____ Available records
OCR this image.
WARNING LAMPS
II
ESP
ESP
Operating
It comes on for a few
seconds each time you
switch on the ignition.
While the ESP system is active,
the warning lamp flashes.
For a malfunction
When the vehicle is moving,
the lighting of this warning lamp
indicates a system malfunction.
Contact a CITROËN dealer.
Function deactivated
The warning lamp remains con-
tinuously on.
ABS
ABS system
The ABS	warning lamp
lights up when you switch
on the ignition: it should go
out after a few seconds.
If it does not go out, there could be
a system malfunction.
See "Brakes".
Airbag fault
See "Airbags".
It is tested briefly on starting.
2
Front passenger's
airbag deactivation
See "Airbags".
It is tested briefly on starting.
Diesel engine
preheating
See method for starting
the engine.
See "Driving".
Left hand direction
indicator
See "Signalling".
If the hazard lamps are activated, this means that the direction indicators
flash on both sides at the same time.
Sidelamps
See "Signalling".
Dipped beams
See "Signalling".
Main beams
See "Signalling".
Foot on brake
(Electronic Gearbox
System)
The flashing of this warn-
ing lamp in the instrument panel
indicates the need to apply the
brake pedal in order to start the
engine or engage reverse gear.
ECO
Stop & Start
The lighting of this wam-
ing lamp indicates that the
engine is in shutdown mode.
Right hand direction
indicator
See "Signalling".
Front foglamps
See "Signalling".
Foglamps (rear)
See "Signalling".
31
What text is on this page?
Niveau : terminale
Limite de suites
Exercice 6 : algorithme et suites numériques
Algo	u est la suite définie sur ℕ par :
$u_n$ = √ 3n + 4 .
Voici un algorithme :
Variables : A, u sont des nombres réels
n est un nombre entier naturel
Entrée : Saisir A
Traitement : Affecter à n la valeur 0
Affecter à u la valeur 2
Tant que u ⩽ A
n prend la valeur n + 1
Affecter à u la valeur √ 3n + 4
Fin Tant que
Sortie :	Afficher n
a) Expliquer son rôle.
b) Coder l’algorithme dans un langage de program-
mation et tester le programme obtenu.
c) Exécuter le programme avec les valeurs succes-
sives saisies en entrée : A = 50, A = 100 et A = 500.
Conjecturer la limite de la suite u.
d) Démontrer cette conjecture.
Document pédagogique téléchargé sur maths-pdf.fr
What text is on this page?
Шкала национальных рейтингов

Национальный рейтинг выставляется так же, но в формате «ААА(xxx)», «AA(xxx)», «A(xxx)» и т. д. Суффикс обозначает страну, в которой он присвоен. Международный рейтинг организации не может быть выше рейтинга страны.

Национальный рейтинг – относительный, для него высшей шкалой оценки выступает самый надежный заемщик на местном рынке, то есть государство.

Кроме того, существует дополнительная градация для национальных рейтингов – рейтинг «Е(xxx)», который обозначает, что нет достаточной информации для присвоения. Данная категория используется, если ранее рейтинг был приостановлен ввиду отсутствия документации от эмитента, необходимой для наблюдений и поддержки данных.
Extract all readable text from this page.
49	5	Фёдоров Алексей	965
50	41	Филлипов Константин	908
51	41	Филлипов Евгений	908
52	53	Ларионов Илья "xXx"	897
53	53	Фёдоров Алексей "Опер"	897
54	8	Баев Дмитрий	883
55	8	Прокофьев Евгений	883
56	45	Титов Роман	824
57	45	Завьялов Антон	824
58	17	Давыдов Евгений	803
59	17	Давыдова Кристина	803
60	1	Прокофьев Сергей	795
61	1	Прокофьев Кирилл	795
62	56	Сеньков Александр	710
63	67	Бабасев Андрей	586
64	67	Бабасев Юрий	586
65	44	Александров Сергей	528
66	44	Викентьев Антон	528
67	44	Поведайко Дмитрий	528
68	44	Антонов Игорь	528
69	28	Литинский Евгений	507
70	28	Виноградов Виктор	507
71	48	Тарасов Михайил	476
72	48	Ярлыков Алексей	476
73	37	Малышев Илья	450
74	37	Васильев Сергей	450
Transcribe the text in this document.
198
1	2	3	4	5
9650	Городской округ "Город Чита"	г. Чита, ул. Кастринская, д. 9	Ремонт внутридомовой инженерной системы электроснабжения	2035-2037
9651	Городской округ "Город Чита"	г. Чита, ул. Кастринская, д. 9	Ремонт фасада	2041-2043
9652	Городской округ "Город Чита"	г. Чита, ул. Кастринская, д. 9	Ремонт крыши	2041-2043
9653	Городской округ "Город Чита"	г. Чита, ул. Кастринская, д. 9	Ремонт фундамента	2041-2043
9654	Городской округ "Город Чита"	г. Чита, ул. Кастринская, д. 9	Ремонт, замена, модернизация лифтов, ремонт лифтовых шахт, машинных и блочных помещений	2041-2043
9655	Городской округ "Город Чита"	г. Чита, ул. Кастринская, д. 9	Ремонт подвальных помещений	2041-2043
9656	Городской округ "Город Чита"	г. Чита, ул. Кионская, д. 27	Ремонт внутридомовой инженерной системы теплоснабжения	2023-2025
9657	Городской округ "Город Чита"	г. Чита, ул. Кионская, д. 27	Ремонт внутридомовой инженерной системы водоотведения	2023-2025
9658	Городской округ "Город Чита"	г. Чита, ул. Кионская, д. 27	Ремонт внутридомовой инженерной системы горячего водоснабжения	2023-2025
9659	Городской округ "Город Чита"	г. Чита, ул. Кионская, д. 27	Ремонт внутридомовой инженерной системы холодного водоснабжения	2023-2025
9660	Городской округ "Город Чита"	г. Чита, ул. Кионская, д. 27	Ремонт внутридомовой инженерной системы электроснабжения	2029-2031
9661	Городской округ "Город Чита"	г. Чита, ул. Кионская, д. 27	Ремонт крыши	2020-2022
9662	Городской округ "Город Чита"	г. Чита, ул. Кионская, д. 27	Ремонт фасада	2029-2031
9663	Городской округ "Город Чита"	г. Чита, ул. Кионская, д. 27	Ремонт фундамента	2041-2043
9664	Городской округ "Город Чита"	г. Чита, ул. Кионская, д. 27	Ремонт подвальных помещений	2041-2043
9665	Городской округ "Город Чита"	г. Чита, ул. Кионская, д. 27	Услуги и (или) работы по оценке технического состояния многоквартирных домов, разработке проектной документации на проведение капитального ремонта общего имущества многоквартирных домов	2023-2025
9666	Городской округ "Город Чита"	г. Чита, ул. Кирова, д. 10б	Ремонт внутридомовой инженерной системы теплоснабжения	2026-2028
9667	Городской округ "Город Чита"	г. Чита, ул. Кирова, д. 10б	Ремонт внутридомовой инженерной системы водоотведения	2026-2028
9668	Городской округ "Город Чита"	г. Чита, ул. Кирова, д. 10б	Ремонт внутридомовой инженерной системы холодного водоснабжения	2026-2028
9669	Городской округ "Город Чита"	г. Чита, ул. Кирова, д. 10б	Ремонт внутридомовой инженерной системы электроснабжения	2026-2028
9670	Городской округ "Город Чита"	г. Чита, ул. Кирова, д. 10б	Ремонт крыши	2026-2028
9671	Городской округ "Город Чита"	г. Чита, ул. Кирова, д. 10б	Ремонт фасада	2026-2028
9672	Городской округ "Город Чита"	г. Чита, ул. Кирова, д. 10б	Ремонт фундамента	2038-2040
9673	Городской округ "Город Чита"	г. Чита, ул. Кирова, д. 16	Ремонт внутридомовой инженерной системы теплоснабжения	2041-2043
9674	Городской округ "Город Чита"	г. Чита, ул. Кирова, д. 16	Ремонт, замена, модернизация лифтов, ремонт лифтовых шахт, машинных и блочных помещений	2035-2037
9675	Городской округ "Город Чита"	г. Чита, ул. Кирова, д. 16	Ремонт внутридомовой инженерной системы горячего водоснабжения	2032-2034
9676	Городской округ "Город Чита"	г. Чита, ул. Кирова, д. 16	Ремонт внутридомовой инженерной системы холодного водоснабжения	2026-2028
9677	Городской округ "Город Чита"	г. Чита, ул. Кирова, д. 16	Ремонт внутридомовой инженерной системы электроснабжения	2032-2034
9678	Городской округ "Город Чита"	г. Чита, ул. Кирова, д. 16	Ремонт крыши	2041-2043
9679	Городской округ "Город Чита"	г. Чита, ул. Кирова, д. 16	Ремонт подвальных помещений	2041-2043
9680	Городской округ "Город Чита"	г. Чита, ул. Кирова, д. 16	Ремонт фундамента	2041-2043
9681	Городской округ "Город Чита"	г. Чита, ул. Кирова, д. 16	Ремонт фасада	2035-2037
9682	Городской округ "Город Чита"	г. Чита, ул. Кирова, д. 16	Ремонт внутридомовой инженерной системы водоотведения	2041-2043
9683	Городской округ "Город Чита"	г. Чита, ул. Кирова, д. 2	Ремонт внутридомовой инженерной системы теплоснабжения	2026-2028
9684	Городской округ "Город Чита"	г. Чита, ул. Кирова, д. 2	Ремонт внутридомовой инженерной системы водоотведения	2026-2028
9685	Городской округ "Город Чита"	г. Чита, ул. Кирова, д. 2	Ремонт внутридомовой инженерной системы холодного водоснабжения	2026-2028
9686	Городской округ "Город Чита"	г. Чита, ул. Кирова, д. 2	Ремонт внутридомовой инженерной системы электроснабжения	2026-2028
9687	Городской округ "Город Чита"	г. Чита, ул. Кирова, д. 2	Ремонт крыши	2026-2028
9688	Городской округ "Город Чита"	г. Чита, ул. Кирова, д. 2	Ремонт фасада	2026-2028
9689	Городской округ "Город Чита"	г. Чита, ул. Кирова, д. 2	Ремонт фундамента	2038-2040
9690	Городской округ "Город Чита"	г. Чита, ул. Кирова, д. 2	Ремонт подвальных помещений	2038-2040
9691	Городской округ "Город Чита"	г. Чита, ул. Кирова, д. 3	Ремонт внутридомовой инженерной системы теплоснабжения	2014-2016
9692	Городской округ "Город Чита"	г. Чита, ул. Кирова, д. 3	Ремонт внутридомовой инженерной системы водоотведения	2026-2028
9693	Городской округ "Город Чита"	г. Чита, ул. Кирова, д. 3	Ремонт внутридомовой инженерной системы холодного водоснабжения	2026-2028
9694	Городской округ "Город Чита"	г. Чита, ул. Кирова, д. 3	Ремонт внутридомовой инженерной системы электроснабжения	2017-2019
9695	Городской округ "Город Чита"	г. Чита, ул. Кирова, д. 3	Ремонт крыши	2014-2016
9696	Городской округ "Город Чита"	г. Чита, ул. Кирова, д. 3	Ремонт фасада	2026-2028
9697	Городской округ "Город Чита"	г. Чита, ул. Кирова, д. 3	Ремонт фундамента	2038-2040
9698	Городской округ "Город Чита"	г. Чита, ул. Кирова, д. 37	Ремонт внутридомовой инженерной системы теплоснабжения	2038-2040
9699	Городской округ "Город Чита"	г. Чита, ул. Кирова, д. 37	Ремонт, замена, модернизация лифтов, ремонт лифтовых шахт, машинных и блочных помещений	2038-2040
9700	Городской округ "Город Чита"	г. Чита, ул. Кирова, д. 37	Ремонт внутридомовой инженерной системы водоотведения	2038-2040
________
**Work required:** Take every line from the records above that has the word "Илья" and copy it.

**Exercise answer:**
52	53	Ларионов Илья "xXx"	897
73	37	Малышев Илья	450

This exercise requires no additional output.